- _DATASET ENTRIES_
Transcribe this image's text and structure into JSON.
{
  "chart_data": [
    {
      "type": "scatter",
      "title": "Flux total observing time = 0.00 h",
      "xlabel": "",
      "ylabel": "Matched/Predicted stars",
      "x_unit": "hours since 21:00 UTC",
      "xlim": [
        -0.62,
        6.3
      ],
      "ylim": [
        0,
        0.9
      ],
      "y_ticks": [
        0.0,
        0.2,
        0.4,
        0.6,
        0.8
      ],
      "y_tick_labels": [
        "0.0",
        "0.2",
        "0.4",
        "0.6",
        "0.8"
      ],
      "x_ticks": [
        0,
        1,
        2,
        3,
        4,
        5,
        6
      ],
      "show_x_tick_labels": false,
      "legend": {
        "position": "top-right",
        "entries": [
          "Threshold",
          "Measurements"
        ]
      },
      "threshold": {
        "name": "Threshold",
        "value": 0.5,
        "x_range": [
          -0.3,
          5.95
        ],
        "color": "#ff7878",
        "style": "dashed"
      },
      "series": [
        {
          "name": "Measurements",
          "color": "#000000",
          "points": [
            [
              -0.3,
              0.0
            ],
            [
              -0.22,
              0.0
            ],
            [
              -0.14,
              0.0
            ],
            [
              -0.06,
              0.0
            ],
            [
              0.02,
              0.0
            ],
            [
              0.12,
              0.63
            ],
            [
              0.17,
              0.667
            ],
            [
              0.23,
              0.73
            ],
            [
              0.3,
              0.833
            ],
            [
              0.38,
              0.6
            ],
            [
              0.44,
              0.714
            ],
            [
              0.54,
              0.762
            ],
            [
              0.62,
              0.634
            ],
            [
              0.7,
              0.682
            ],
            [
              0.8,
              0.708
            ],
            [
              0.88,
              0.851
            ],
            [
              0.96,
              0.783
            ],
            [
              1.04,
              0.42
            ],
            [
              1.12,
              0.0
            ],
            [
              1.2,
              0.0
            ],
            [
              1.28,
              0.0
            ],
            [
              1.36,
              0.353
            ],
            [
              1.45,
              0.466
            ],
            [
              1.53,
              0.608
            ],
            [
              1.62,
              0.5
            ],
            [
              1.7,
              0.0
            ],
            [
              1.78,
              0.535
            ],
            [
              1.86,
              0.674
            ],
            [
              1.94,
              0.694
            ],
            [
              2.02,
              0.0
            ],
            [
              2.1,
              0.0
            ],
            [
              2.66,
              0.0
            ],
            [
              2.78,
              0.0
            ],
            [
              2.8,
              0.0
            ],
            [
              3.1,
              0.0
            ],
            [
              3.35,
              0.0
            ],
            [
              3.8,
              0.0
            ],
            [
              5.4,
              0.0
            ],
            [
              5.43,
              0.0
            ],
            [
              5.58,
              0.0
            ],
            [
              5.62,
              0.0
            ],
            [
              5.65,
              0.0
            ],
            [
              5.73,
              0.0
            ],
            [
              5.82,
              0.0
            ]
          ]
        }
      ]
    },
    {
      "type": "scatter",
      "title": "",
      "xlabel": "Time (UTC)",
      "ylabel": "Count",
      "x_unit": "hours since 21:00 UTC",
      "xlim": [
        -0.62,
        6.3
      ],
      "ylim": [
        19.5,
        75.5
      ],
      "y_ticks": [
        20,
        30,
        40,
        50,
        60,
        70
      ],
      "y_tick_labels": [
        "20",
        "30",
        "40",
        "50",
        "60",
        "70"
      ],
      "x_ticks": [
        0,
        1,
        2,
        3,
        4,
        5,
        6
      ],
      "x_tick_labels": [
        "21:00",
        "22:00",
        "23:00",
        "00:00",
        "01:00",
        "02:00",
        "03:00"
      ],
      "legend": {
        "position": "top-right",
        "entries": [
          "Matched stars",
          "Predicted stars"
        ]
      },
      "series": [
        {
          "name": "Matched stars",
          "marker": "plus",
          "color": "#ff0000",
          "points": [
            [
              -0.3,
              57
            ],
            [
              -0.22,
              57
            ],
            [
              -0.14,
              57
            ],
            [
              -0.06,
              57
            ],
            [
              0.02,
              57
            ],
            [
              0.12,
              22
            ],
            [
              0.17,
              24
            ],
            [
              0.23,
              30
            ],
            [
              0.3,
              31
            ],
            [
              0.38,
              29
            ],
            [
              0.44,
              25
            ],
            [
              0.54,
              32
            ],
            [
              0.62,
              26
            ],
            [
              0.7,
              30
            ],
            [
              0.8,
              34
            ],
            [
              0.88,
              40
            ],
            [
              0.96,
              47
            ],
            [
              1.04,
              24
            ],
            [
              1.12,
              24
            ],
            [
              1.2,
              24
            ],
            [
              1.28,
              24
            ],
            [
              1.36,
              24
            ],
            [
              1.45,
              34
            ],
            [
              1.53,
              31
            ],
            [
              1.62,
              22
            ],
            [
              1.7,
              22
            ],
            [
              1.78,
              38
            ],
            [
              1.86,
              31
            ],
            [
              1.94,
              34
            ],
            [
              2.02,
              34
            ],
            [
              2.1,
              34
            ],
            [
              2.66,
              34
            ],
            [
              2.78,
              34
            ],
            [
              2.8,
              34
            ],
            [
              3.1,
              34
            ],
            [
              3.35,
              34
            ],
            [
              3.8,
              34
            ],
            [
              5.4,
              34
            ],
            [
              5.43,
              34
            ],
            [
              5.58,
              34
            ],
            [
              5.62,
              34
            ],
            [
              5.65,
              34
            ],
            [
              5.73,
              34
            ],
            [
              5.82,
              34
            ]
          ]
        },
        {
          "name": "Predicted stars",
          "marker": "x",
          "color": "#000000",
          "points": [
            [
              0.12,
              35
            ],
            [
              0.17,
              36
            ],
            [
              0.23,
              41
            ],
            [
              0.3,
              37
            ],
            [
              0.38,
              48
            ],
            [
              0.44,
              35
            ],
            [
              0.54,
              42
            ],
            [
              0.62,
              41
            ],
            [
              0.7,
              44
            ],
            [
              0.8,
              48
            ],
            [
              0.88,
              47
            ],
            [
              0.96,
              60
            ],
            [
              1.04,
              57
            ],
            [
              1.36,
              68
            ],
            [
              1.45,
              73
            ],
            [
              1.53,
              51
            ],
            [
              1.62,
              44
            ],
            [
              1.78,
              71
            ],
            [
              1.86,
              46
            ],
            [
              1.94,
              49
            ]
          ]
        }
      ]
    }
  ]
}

- _STATED GOAL_
Tell how many lines contain the word "name", using only the number.

- _EXERCISE SOLUTION_
4